- **Instructions for the task**
Check each line of the records for "text"; collect those that have it.

Stored items:
────────────────
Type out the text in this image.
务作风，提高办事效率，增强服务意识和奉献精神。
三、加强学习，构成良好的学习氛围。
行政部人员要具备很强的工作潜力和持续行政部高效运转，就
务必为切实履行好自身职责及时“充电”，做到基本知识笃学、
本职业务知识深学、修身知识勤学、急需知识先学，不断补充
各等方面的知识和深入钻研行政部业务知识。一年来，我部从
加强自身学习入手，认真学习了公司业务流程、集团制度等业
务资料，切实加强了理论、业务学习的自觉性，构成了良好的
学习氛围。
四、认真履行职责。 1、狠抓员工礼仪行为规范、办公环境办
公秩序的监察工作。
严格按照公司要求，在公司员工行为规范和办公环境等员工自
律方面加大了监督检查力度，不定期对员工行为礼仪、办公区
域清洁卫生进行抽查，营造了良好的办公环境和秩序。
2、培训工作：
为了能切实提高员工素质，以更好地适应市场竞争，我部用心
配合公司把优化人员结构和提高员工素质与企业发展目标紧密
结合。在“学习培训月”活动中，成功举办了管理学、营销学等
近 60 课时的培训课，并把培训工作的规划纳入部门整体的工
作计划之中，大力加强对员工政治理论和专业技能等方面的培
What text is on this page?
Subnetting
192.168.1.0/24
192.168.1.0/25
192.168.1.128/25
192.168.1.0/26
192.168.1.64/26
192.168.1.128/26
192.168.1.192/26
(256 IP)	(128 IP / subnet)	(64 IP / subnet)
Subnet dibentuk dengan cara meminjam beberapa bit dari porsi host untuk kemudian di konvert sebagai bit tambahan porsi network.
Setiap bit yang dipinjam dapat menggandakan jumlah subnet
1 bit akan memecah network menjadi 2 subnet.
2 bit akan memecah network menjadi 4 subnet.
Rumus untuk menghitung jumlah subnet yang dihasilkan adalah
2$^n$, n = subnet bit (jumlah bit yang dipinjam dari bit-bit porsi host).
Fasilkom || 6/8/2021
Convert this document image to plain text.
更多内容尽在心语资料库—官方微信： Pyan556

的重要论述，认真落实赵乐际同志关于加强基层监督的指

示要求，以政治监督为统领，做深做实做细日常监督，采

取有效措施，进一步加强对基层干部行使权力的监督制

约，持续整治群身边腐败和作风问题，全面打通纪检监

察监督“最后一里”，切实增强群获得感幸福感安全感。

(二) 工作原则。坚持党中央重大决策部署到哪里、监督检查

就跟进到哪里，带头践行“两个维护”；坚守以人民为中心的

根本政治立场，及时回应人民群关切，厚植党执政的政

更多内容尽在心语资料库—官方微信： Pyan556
────────────────
- **Reply**
Type out the text in this image.
What text is on this page?
Convert this document image to plain text.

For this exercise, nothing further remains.